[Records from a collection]
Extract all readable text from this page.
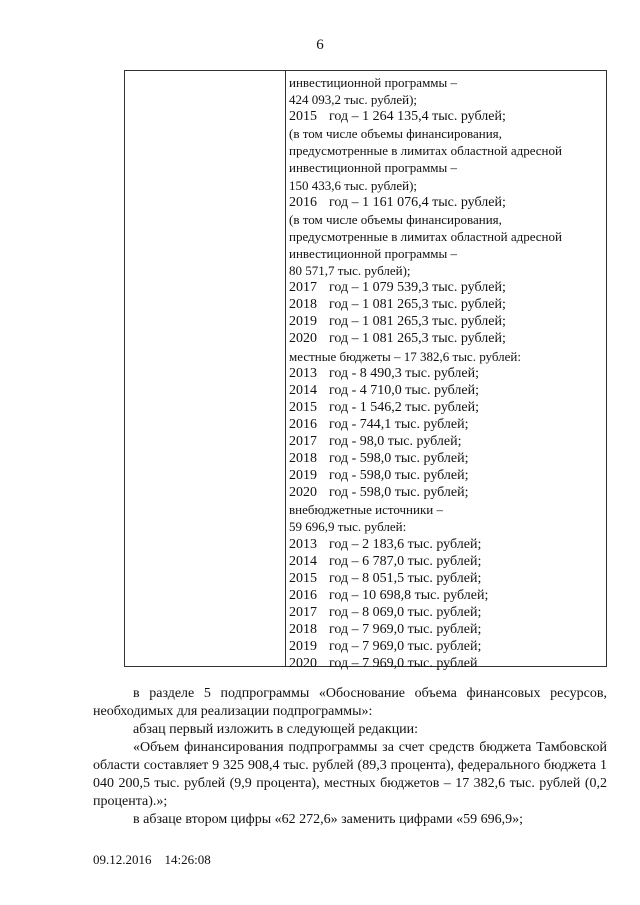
6
инвестиционной программы –
424 093,2 тыс. рублей);
2015 год – 1 264 135,4 тыс. рублей;
(в том числе объемы финансирования,
предусмотренные в лимитах областной адресной
инвестиционной программы –
150 433,6 тыс. рублей);
2016 год – 1 161 076,4 тыс. рублей;
(в том числе объемы финансирования,
предусмотренные в лимитах областной адресной
инвестиционной программы –
80 571,7 тыс. рублей);
2017 год – 1 079 539,3 тыс. рублей;
2018 год – 1 081 265,3 тыс. рублей;
2019 год – 1 081 265,3 тыс. рублей;
2020 год – 1 081 265,3 тыс. рублей;
местные бюджеты – 17 382,6 тыс. рублей:
2013 год - 8 490,3 тыс. рублей;
2014 год - 4 710,0 тыс. рублей;
2015 год - 1 546,2 тыс. рублей;
2016 год - 744,1 тыс. рублей;
2017 год - 98,0 тыс. рублей;
2018 год - 598,0 тыс. рублей;
2019 год - 598,0 тыс. рублей;
2020 год - 598,0 тыс. рублей;
внебюджетные источники –
59 696,9 тыс. рублей:
2013 год – 2 183,6 тыс. рублей;
2014 год – 6 787,0 тыс. рублей;
2015 год – 8 051,5 тыс. рублей;
2016 год – 10 698,8 тыс. рублей;
2017 год – 8 069,0 тыс. рублей;
2018 год – 7 969,0 тыс. рублей;
2019 год – 7 969,0 тыс. рублей;
2020 год – 7 969,0 тыс. рублей
в разделе 5 подпрограммы «Обоснование объема финансовых ресурсов, необходимых для реализации подпрограммы»:
абзац первый изложить в следующей редакции:
«Объем финансирования подпрограммы за счет средств бюджета Тамбовской области составляет 9 325 908,4 тыс. рублей (89,3 процента), федерального бюджета 1 040 200,5 тыс. рублей (9,9 процента), местных бюджетов – 17 382,6 тыс. рублей (0,2 процента).»;
в абзаце втором цифры «62 272,6» заменить цифрами «59 696,9»;
09.12.2016 14:26:08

> _TASK DETAILS_
Omitting all images, print the listing exactly.

> _RESPONSE TO THE EXERCISE_
Extract all readable text from this page.
6
инвестиционной программы –
424 093,2 тыс. рублей);
2015 год – 1 264 135,4 тыс. рублей;
(в том числе объемы финансирования,
предусмотренные в лимитах областной адресной
инвестиционной программы –
150 433,6 тыс. рублей);
2016 год – 1 161 076,4 тыс. рублей;
(в том числе объемы финансирования,
предусмотренные в лимитах областной адресной
инвестиционной программы –
80 571,7 тыс. рублей);
2017 год – 1 079 539,3 тыс. рублей;
2018 год – 1 081 265,3 тыс. рублей;
2019 год – 1 081 265,3 тыс. рублей;
2020 год – 1 081 265,3 тыс. рублей;
местные бюджеты – 17 382,6 тыс. рублей:
2013 год - 8 490,3 тыс. рублей;
2014 год - 4 710,0 тыс. рублей;
2015 год - 1 546,2 тыс. рублей;
2016 год - 744,1 тыс. рублей;
2017 год - 98,0 тыс. рублей;
2018 год - 598,0 тыс. рублей;
2019 год - 598,0 тыс. рублей;
2020 год - 598,0 тыс. рублей;
внебюджетные источники –
59 696,9 тыс. рублей:
2013 год – 2 183,6 тыс. рублей;
2014 год – 6 787,0 тыс. рублей;
2015 год – 8 051,5 тыс. рублей;
2016 год – 10 698,8 тыс. рублей;
2017 год – 8 069,0 тыс. рублей;
2018 год – 7 969,0 тыс. рублей;
2019 год – 7 969,0 тыс. рублей;
2020 год – 7 969,0 тыс. рублей
в разделе 5 подпрограммы «Обоснование объема финансовых ресурсов, необходимых для реализации подпрограммы»:
абзац первый изложить в следующей редакции:
«Объем финансирования подпрограммы за счет средств бюджета Тамбовской области составляет 9 325 908,4 тыс. рублей (89,3 процента), федерального бюджета 1 040 200,5 тыс. рублей (9,9 процента), местных бюджетов – 17 382,6 тыс. рублей (0,2 процента).»;
в абзаце втором цифры «62 272,6» заменить цифрами «59 696,9»;
09.12.2016 14:26:08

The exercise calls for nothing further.